Whenever a line below holds the word "title", copy that line.

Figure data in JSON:
....................

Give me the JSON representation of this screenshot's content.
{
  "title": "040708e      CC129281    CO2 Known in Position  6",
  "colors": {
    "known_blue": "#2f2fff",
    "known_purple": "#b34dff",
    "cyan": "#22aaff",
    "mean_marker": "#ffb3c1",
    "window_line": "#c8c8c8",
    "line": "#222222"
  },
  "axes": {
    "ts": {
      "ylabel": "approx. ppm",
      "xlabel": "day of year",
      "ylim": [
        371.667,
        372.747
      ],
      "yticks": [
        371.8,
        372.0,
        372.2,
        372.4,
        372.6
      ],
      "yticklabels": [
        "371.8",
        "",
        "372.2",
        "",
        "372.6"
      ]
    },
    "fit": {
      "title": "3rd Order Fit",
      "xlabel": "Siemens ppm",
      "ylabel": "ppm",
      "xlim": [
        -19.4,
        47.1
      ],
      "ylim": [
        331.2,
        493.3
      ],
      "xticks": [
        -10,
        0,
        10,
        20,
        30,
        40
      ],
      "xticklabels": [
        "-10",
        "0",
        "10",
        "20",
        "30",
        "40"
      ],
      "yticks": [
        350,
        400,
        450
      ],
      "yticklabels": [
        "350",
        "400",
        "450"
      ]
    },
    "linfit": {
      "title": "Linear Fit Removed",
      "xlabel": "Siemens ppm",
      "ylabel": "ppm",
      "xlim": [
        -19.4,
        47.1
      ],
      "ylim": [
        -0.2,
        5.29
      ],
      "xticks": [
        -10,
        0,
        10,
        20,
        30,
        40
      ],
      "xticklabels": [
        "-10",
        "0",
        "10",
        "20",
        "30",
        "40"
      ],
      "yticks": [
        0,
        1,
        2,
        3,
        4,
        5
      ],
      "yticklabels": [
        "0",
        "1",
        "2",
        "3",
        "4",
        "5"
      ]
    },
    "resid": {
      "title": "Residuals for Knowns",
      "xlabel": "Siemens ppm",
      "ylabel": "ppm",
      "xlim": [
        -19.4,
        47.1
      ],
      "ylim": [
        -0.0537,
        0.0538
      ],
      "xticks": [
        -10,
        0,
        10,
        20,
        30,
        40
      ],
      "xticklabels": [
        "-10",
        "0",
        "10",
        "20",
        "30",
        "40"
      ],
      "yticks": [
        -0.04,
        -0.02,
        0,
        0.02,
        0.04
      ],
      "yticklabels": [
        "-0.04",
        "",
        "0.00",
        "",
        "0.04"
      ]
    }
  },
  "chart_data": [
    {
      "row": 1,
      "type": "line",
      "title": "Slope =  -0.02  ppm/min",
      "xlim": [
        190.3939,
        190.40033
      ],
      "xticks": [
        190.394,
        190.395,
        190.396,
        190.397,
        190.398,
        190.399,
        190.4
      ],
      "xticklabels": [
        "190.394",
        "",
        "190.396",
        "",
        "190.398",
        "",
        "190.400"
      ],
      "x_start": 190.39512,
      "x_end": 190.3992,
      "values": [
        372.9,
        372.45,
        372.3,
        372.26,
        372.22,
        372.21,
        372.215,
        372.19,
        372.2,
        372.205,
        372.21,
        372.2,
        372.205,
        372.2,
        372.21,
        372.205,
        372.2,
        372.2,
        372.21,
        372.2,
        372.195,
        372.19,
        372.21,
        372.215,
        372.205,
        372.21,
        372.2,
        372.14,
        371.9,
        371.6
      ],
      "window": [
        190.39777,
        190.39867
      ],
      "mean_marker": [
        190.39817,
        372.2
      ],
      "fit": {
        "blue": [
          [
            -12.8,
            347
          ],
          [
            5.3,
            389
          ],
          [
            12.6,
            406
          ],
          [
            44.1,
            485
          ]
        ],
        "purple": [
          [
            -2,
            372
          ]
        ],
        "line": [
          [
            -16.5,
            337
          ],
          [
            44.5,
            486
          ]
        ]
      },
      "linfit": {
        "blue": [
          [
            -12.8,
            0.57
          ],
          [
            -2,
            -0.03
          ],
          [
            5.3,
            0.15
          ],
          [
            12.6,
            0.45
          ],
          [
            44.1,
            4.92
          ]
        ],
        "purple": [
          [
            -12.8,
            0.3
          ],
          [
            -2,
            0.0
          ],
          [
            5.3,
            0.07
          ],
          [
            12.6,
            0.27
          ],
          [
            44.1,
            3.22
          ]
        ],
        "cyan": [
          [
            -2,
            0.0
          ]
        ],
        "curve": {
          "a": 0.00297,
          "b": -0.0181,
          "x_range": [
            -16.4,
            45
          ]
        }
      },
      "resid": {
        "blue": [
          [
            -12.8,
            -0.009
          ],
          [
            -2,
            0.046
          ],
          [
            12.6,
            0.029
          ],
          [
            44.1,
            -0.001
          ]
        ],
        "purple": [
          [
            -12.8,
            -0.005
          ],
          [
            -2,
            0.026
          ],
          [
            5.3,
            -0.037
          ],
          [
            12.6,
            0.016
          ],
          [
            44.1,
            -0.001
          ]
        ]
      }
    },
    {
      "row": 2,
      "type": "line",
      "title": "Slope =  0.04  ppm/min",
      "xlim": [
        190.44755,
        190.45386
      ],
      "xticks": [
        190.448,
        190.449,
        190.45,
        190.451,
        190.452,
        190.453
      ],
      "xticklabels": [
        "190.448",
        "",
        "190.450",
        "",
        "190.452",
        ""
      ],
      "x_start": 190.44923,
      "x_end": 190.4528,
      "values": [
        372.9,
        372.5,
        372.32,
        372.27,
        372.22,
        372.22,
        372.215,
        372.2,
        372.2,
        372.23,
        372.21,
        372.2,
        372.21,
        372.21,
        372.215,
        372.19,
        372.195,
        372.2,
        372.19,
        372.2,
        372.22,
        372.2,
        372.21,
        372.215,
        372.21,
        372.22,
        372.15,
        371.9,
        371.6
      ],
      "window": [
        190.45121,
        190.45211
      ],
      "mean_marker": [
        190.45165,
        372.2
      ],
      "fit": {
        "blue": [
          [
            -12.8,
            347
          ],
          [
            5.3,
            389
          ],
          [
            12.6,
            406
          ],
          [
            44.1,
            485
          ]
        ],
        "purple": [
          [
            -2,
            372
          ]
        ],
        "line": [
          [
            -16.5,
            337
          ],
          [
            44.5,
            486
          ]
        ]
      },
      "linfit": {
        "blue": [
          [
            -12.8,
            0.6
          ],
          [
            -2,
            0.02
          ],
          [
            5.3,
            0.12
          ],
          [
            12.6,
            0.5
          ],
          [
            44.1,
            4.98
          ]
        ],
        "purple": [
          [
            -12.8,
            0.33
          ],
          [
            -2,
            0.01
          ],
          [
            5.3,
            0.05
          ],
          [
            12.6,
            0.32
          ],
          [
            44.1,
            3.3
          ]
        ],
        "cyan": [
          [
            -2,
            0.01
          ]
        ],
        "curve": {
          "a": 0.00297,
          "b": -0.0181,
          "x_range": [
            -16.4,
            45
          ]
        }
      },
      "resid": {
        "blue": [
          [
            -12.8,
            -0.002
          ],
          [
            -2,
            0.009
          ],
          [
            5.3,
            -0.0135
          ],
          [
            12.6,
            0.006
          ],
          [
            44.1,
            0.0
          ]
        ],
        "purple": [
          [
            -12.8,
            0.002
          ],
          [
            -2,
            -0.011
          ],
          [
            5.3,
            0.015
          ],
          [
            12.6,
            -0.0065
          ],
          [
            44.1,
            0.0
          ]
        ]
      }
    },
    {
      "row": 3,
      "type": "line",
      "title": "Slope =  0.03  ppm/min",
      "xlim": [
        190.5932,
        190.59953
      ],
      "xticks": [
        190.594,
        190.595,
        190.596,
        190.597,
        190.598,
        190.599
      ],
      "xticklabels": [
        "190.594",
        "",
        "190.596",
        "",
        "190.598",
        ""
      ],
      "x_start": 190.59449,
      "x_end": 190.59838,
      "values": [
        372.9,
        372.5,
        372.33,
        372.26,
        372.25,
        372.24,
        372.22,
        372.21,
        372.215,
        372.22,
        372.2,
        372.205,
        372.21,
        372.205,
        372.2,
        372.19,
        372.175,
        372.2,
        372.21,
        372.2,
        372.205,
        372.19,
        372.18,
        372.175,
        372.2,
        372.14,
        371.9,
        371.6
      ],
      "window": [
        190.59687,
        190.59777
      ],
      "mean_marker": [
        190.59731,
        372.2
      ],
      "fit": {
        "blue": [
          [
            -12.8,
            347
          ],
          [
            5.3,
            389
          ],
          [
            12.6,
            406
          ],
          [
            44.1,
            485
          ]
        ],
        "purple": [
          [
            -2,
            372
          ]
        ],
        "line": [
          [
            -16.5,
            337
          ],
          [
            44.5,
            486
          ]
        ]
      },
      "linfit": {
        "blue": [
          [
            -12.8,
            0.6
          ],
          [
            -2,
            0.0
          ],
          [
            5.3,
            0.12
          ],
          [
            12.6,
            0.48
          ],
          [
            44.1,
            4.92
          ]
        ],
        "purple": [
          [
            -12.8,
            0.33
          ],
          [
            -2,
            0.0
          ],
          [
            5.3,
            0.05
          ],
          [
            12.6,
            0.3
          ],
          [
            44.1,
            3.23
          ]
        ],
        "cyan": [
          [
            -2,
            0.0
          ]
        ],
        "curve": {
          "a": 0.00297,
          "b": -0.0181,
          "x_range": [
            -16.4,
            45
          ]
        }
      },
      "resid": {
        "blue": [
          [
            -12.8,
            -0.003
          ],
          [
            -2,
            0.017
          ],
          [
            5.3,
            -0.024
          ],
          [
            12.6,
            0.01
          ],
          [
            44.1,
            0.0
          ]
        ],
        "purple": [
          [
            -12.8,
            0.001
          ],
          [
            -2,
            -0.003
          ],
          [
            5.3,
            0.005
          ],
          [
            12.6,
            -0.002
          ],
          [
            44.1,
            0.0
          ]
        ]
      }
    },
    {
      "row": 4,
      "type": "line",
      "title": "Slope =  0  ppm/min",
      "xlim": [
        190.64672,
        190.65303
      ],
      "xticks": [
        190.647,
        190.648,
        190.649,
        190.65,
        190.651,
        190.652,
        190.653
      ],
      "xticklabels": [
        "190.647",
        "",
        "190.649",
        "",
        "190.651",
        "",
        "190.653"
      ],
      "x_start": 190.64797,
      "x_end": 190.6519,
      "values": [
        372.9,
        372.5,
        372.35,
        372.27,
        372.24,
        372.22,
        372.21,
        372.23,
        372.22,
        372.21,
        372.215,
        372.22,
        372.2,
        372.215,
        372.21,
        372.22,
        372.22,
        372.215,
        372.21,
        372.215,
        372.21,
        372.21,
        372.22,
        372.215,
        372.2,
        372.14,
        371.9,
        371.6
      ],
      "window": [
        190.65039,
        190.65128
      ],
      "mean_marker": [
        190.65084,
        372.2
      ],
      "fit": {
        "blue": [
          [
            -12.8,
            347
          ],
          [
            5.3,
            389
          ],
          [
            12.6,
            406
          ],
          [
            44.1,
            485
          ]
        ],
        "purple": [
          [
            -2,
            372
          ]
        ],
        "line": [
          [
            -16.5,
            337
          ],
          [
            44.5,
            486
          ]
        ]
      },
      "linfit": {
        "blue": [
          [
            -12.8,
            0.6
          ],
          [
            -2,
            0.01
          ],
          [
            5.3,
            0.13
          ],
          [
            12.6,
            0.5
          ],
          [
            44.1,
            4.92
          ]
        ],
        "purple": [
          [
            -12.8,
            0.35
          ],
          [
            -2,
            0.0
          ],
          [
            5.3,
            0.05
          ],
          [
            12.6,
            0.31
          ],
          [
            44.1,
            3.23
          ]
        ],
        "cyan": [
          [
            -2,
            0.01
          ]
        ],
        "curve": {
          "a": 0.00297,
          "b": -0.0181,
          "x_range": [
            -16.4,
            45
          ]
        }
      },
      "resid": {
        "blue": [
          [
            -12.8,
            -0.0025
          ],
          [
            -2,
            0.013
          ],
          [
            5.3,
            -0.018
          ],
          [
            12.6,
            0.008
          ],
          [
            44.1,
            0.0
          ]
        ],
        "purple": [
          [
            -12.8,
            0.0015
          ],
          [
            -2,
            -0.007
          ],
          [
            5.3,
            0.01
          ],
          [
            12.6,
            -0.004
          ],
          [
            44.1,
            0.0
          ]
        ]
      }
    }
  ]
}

....................

> _The reply_
  "title": "040708e      CC129281    CO2 Known in Position  6",
      "title": "3rd Order Fit",
      "title": "Linear Fit Removed",
      "title": "Residuals for Knowns",
      "title": "Slope =  -0.02  ppm/min",
      "title": "Slope =  0.04  ppm/min",
      "title": "Slope =  0.03  ppm/min",
      "title": "Slope =  0  ppm/min",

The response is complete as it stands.